Stored data
%%
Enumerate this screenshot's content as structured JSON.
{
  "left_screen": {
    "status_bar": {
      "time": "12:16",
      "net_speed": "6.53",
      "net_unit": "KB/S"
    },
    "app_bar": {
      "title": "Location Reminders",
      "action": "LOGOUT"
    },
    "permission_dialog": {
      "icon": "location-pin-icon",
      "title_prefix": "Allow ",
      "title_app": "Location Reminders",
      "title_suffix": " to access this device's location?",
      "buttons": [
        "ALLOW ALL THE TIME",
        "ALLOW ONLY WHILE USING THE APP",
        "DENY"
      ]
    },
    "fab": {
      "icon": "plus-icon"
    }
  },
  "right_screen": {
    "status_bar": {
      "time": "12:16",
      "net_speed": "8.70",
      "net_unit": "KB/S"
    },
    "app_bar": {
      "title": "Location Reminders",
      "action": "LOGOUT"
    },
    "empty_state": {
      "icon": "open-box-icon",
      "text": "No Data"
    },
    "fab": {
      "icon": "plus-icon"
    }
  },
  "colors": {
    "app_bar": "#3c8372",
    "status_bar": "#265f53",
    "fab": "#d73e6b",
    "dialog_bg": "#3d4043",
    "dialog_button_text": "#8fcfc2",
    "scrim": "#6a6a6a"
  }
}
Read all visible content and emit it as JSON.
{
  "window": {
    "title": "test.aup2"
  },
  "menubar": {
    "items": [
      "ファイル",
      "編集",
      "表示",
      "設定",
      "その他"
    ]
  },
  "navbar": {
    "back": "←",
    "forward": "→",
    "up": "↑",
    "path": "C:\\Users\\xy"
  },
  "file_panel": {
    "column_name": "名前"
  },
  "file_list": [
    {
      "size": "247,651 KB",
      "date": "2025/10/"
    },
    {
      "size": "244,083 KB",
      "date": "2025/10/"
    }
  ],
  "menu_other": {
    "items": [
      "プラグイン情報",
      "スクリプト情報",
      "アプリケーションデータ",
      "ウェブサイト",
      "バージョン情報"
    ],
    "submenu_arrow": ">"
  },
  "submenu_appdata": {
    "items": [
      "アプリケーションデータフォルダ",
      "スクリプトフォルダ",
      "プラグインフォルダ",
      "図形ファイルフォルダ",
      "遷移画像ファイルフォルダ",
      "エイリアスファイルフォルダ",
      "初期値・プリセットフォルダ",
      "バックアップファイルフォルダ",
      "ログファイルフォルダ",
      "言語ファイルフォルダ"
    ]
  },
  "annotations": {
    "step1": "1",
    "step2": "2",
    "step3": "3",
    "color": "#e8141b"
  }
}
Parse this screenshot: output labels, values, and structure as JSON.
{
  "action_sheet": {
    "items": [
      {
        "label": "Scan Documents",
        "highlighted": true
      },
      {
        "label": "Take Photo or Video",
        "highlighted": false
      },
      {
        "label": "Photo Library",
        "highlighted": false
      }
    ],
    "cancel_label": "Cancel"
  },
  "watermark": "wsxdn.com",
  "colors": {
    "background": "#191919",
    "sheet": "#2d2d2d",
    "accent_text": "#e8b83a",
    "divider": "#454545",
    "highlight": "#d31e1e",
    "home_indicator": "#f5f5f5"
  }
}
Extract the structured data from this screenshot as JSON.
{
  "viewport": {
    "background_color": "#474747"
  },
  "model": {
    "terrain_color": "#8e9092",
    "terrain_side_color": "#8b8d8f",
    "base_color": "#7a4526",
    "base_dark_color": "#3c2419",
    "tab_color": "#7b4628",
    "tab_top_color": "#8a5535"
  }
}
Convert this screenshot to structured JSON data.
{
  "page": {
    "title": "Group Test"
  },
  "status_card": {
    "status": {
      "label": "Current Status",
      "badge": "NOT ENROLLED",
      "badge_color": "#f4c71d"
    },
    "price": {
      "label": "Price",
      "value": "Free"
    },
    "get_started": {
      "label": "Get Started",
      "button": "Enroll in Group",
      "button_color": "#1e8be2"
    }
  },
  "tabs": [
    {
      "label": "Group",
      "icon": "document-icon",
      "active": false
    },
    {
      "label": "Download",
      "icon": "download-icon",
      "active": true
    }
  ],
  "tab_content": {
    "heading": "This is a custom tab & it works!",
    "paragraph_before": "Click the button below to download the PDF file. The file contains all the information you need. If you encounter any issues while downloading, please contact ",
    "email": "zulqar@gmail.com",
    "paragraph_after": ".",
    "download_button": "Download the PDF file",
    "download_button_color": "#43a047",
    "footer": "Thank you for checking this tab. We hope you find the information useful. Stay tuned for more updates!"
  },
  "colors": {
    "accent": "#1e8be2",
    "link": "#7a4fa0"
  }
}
%%
### [Your task]
Write out the records above again, keeping each one identical to the original.

### [Task answer]
Enumerate this screenshot's content as structured JSON.
{
  "left_screen": {
    "status_bar": {
      "time": "12:16",
      "net_speed": "6.53",
      "net_unit": "KB/S"
    },
    "app_bar": {
      "title": "Location Reminders",
      "action": "LOGOUT"
    },
    "permission_dialog": {
      "icon": "location-pin-icon",
      "title_prefix": "Allow ",
      "title_app": "Location Reminders",
      "title_suffix": " to access this device's location?",
      "buttons": [
        "ALLOW ALL THE TIME",
        "ALLOW ONLY WHILE USING THE APP",
        "DENY"
      ]
    },
    "fab": {
      "icon": "plus-icon"
    }
  },
  "right_screen": {
    "status_bar": {
      "time": "12:16",
      "net_speed": "8.70",
      "net_unit": "KB/S"
    },
    "app_bar": {
      "title": "Location Reminders",
      "action": "LOGOUT"
    },
    "empty_state": {
      "icon": "open-box-icon",
      "text": "No Data"
    },
    "fab": {
      "icon": "plus-icon"
    }
  },
  "colors": {
    "app_bar": "#3c8372",
    "status_bar": "#265f53",
    "fab": "#d73e6b",
    "dialog_bg": "#3d4043",
    "dialog_button_text": "#8fcfc2",
    "scrim": "#6a6a6a"
  }
}
Read all visible content and emit it as JSON.
{
  "window": {
    "title": "test.aup2"
  },
  "menubar": {
    "items": [
      "ファイル",
      "編集",
      "表示",
      "設定",
      "その他"
    ]
  },
  "navbar": {
    "back": "←",
    "forward": "→",
    "up": "↑",
    "path": "C:\\Users\\xy"
  },
  "file_panel": {
    "column_name": "名前"
  },
  "file_list": [
    {
      "size": "247,651 KB",
      "date": "2025/10/"
    },
    {
      "size": "244,083 KB",
      "date": "2025/10/"
    }
  ],
  "menu_other": {
    "items": [
      "プラグイン情報",
      "スクリプト情報",
      "アプリケーションデータ",
      "ウェブサイト",
      "バージョン情報"
    ],
    "submenu_arrow": ">"
  },
  "submenu_appdata": {
    "items": [
      "アプリケーションデータフォルダ",
      "スクリプトフォルダ",
      "プラグインフォルダ",
      "図形ファイルフォルダ",
      "遷移画像ファイルフォルダ",
      "エイリアスファイルフォルダ",
      "初期値・プリセットフォルダ",
      "バックアップファイルフォルダ",
      "ログファイルフォルダ",
      "言語ファイルフォルダ"
    ]
  },
  "annotations": {
    "step1": "1",
    "step2": "2",
    "step3": "3",
    "color": "#e8141b"
  }
}
Parse this screenshot: output labels, values, and structure as JSON.
{
  "action_sheet": {
    "items": [
      {
        "label": "Scan Documents",
        "highlighted": true
      },
      {
        "label": "Take Photo or Video",
        "highlighted": false
      },
      {
        "label": "Photo Library",
        "highlighted": false
      }
    ],
    "cancel_label": "Cancel"
  },
  "watermark": "wsxdn.com",
  "colors": {
    "background": "#191919",
    "sheet": "#2d2d2d",
    "accent_text": "#e8b83a",
    "divider": "#454545",
    "highlight": "#d31e1e",
    "home_indicator": "#f5f5f5"
  }
}
Extract the structured data from this screenshot as JSON.
{
  "viewport": {
    "background_color": "#474747"
  },
  "model": {
    "terrain_color": "#8e9092",
    "terrain_side_color": "#8b8d8f",
    "base_color": "#7a4526",
    "base_dark_color": "#3c2419",
    "tab_color": "#7b4628",
    "tab_top_color": "#8a5535"
  }
}
Convert this screenshot to structured JSON data.
{
  "page": {
    "title": "Group Test"
  },
  "status_card": {
    "status": {
      "label": "Current Status",
      "badge": "NOT ENROLLED",
      "badge_color": "#f4c71d"
    },
    "price": {
      "label": "Price",
      "value": "Free"
    },
    "get_started": {
      "label": "Get Started",
      "button": "Enroll in Group",
      "button_color": "#1e8be2"
    }
  },
  "tabs": [
    {
      "label": "Group",
      "icon": "document-icon",
      "active": false
    },
    {
      "label": "Download",
      "icon": "download-icon",
      "active": true
    }
  ],
  "tab_content": {
    "heading": "This is a custom tab & it works!",
    "paragraph_before": "Click the button below to download the PDF file. The file contains all the information you need. If you encounter any issues while downloading, please contact ",
    "email": "zulqar@gmail.com",
    "paragraph_after": ".",
    "download_button": "Download the PDF file",
    "download_button_color": "#43a047",
    "footer": "Thank you for checking this tab. We hope you find the information useful. Stay tuned for more updates!"
  },
  "colors": {
    "accent": "#1e8be2",
    "link": "#7a4fa0"
  }
}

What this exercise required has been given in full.